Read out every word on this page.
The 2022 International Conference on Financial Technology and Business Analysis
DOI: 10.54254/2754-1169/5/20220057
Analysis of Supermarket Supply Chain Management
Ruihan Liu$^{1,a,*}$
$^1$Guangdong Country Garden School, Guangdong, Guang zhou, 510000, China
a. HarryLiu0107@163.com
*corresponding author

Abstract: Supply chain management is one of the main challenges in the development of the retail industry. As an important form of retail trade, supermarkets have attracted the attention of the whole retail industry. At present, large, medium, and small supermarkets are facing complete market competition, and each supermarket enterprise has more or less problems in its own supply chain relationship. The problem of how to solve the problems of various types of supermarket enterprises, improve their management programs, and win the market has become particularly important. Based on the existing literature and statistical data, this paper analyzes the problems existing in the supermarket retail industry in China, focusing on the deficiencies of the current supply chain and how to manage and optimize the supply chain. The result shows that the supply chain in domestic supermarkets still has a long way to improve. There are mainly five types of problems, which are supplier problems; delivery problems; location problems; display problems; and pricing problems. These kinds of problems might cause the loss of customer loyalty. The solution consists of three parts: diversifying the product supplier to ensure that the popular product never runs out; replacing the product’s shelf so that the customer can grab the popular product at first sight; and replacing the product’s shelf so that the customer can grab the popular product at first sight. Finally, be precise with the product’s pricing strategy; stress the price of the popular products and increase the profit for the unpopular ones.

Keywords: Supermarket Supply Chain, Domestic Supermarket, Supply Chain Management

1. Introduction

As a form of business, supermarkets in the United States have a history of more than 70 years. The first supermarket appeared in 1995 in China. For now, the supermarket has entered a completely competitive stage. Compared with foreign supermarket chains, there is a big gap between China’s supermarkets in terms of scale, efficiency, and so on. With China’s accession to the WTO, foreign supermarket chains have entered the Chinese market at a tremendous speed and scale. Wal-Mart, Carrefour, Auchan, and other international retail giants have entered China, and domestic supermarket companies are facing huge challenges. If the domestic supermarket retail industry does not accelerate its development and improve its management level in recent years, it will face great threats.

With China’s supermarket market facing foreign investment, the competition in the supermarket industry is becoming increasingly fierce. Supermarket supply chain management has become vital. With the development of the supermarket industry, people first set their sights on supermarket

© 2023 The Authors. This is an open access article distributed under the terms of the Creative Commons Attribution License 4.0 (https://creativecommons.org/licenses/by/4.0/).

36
┄┄┄┄┄┄┄┄┄┄┄┄┄┄┄┄┄┄┄┄
_Written request_
Extract the listing in its entirety and repeat it exactly.

_Completed exercise_
Read out every word on this page.
The 2022 International Conference on Financial Technology and Business Analysis
DOI: 10.54254/2754-1169/5/20220057
Analysis of Supermarket Supply Chain Management
Ruihan Liu$^{1,a,*}$
$^1$Guangdong Country Garden School, Guangdong, Guang zhou, 510000, China
a. HarryLiu0107@163.com
*corresponding author

Abstract: Supply chain management is one of the main challenges in the development of the retail industry. As an important form of retail trade, supermarkets have attracted the attention of the whole retail industry. At present, large, medium, and small supermarkets are facing complete market competition, and each supermarket enterprise has more or less problems in its own supply chain relationship. The problem of how to solve the problems of various types of supermarket enterprises, improve their management programs, and win the market has become particularly important. Based on the existing literature and statistical data, this paper analyzes the problems existing in the supermarket retail industry in China, focusing on the deficiencies of the current supply chain and how to manage and optimize the supply chain. The result shows that the supply chain in domestic supermarkets still has a long way to improve. There are mainly five types of problems, which are supplier problems; delivery problems; location problems; display problems; and pricing problems. These kinds of problems might cause the loss of customer loyalty. The solution consists of three parts: diversifying the product supplier to ensure that the popular product never runs out; replacing the product’s shelf so that the customer can grab the popular product at first sight; and replacing the product’s shelf so that the customer can grab the popular product at first sight. Finally, be precise with the product’s pricing strategy; stress the price of the popular products and increase the profit for the unpopular ones.

Keywords: Supermarket Supply Chain, Domestic Supermarket, Supply Chain Management

1. Introduction

As a form of business, supermarkets in the United States have a history of more than 70 years. The first supermarket appeared in 1995 in China. For now, the supermarket has entered a completely competitive stage. Compared with foreign supermarket chains, there is a big gap between China’s supermarkets in terms of scale, efficiency, and so on. With China’s accession to the WTO, foreign supermarket chains have entered the Chinese market at a tremendous speed and scale. Wal-Mart, Carrefour, Auchan, and other international retail giants have entered China, and domestic supermarket companies are facing huge challenges. If the domestic supermarket retail industry does not accelerate its development and improve its management level in recent years, it will face great threats.

With China’s supermarket market facing foreign investment, the competition in the supermarket industry is becoming increasingly fierce. Supermarket supply chain management has become vital. With the development of the supermarket industry, people first set their sights on supermarket

© 2023 The Authors. This is an open access article distributed under the terms of the Creative Commons Attribution License 4.0 (https://creativecommons.org/licenses/by/4.0/).

36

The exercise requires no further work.